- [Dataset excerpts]
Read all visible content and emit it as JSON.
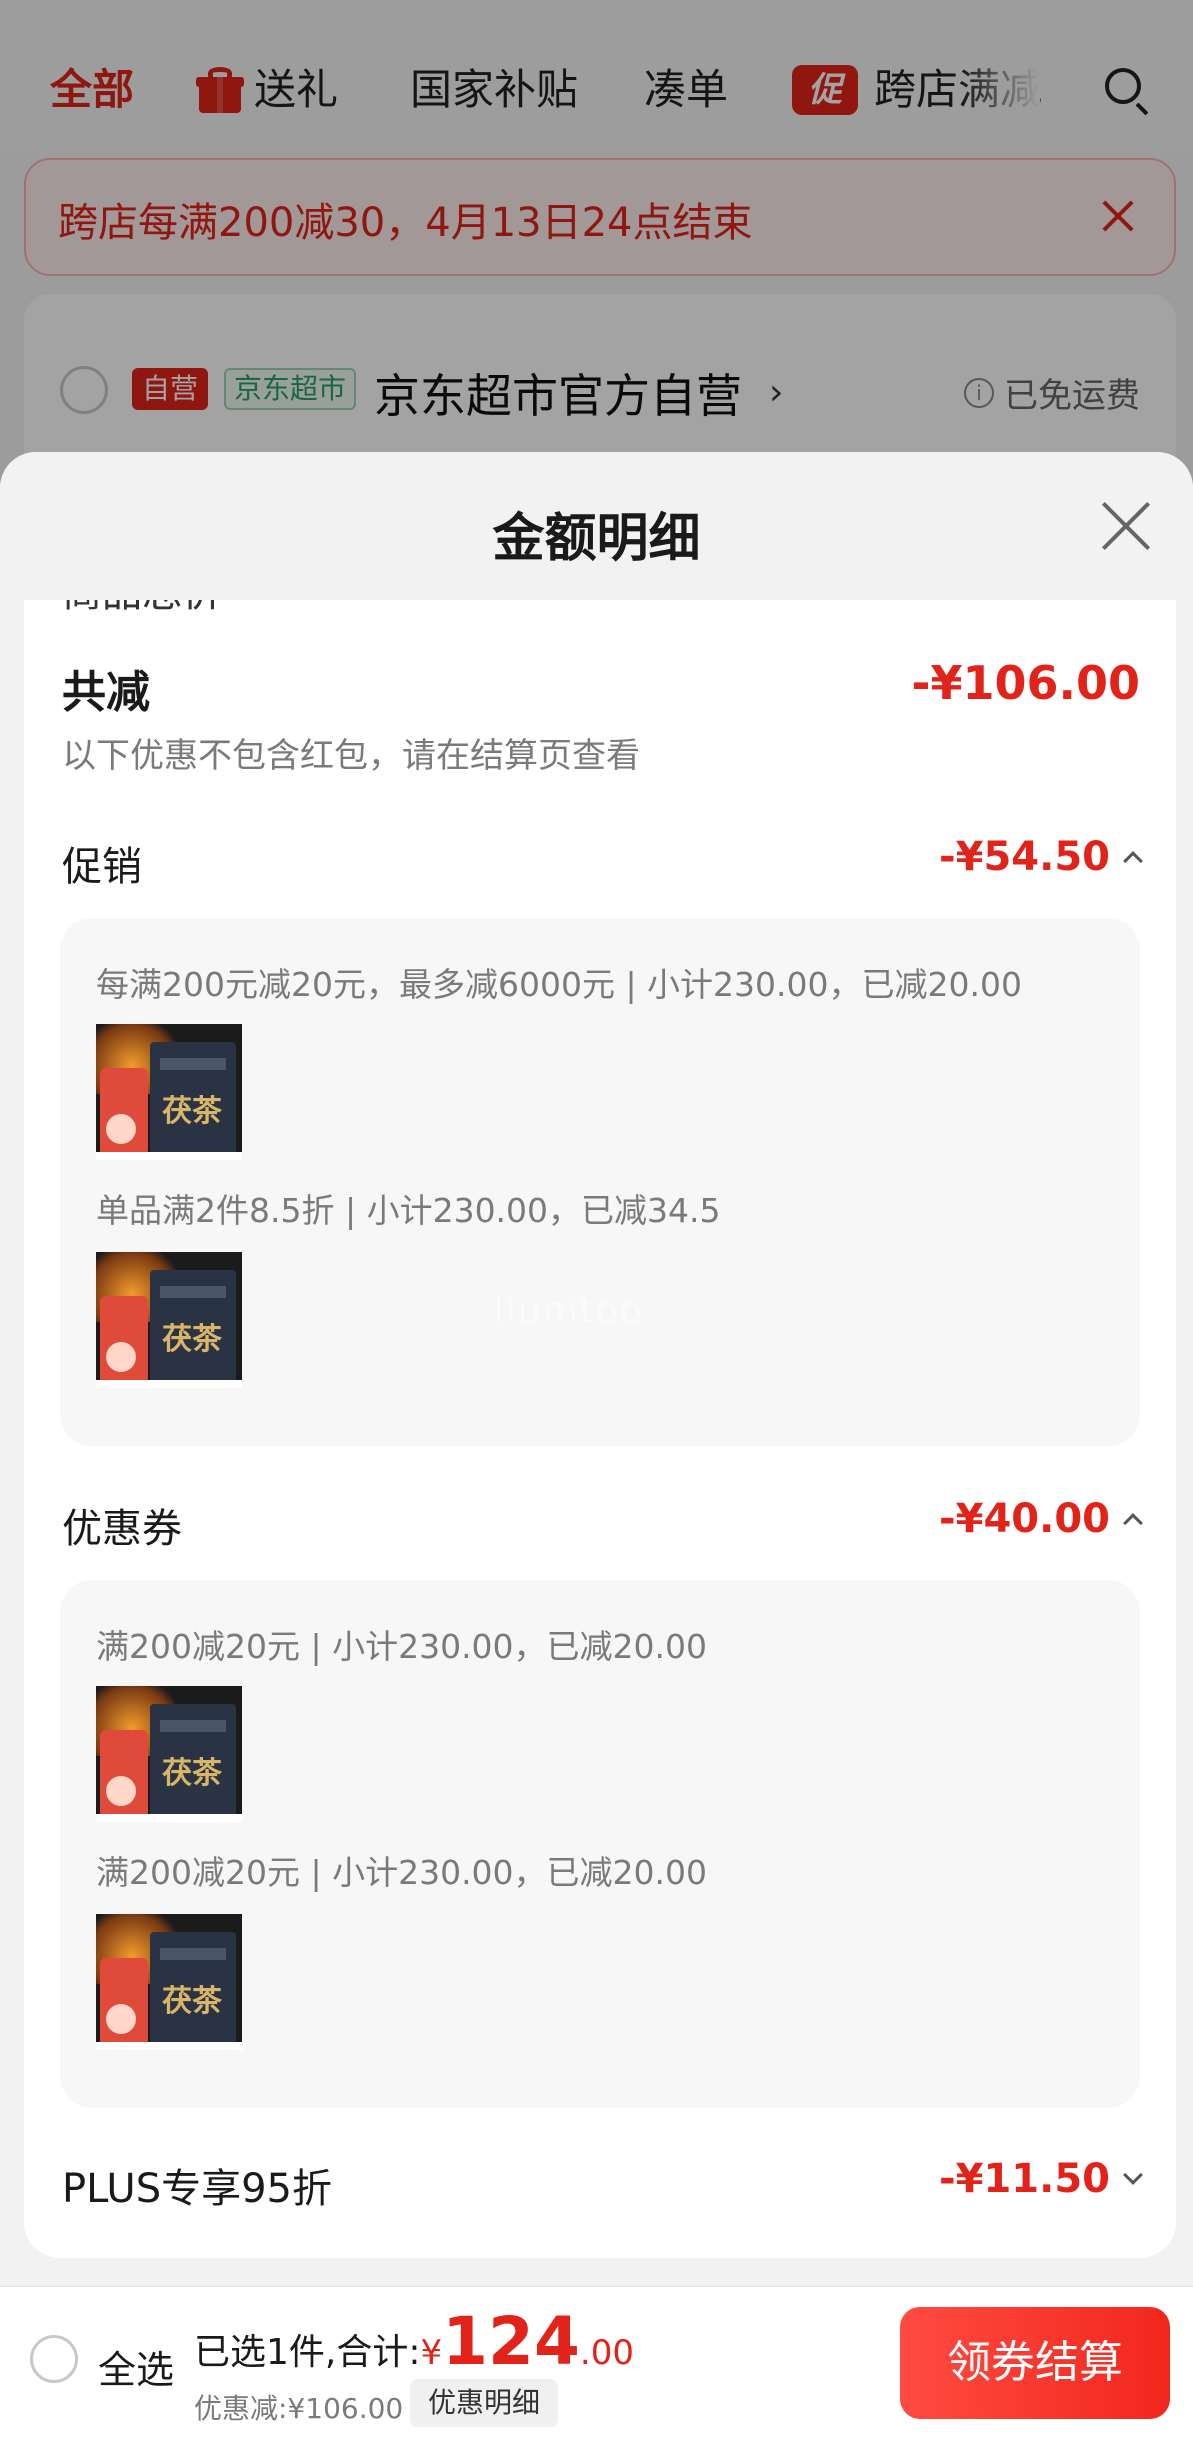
{
  "top_nav": {
    "tabs": [
      {
        "label": "全部"
      },
      {
        "label": "送礼",
        "icon": "gift-icon"
      },
      {
        "label": "国家补贴"
      },
      {
        "label": "凑单"
      },
      {
        "label": "跨店满减",
        "badge": "促"
      }
    ]
  },
  "promo_banner": {
    "text": "跨店每满200减30，4月13日24点结束"
  },
  "store": {
    "tag_self": "自营",
    "tag_market": "京东超市",
    "name": "京东超市官方自营",
    "chevron": "›",
    "shipping_icon": "i",
    "shipping": "已免运费"
  },
  "sheet": {
    "title": "金额明细",
    "cut_text": "商品总价",
    "total": {
      "label": "共减",
      "value": "-¥106.00",
      "note": "以下优惠不包含红包，请在结算页查看"
    },
    "promotion": {
      "label": "促销",
      "value": "-¥54.50",
      "items": [
        {
          "text": "每满200元减20元，最多减6000元 | 小计230.00，已减20.00",
          "product_text": "茯茶"
        },
        {
          "text": "单品满2件8.5折 | 小计230.00，已减34.5",
          "product_text": "茯茶"
        }
      ]
    },
    "coupon": {
      "label": "优惠券",
      "value": "-¥40.00",
      "items": [
        {
          "text": "满200减20元 | 小计230.00，已减20.00",
          "product_text": "茯茶"
        },
        {
          "text": "满200减20元 | 小计230.00，已减20.00",
          "product_text": "茯茶"
        }
      ]
    },
    "plus": {
      "label": "PLUS专享95折",
      "value": "-¥11.50"
    }
  },
  "watermark": "liumtoo",
  "bottom_bar": {
    "select_all": "全选",
    "summary_prefix": "已选1件,合计:",
    "currency": "¥",
    "price_int": "124",
    "price_dec": ".00",
    "discount": "优惠减:¥106.00",
    "detail_button": "优惠明细",
    "checkout_button": "领券结算"
  },
  "colors": {
    "accent": "#e2231a",
    "checkout_gradient_start": "#ff4b42",
    "checkout_gradient_end": "#f2271c"
  }
}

- [Aim] Transcribe the full listing above exactly as it stands, minus the pictures.

- [Output]
Read all visible content and emit it as JSON.
{
  "top_nav": {
    "tabs": [
      {
        "label": "全部"
      },
      {
        "label": "送礼",
        "icon": "gift-icon"
      },
      {
        "label": "国家补贴"
      },
      {
        "label": "凑单"
      },
      {
        "label": "跨店满减",
        "badge": "促"
      }
    ]
  },
  "promo_banner": {
    "text": "跨店每满200减30，4月13日24点结束"
  },
  "store": {
    "tag_self": "自营",
    "tag_market": "京东超市",
    "name": "京东超市官方自营",
    "chevron": "›",
    "shipping_icon": "i",
    "shipping": "已免运费"
  },
  "sheet": {
    "title": "金额明细",
    "cut_text": "商品总价",
    "total": {
      "label": "共减",
      "value": "-¥106.00",
      "note": "以下优惠不包含红包，请在结算页查看"
    },
    "promotion": {
      "label": "促销",
      "value": "-¥54.50",
      "items": [
        {
          "text": "每满200元减20元，最多减6000元 | 小计230.00，已减20.00",
          "product_text": "茯茶"
        },
        {
          "text": "单品满2件8.5折 | 小计230.00，已减34.5",
          "product_text": "茯茶"
        }
      ]
    },
    "coupon": {
      "label": "优惠券",
      "value": "-¥40.00",
      "items": [
        {
          "text": "满200减20元 | 小计230.00，已减20.00",
          "product_text": "茯茶"
        },
        {
          "text": "满200减20元 | 小计230.00，已减20.00",
          "product_text": "茯茶"
        }
      ]
    },
    "plus": {
      "label": "PLUS专享95折",
      "value": "-¥11.50"
    }
  },
  "watermark": "liumtoo",
  "bottom_bar": {
    "select_all": "全选",
    "summary_prefix": "已选1件,合计:",
    "currency": "¥",
    "price_int": "124",
    "price_dec": ".00",
    "discount": "优惠减:¥106.00",
    "detail_button": "优惠明细",
    "checkout_button": "领券结算"
  },
  "colors": {
    "accent": "#e2231a",
    "checkout_gradient_start": "#ff4b42",
    "checkout_gradient_end": "#f2271c"
  }
}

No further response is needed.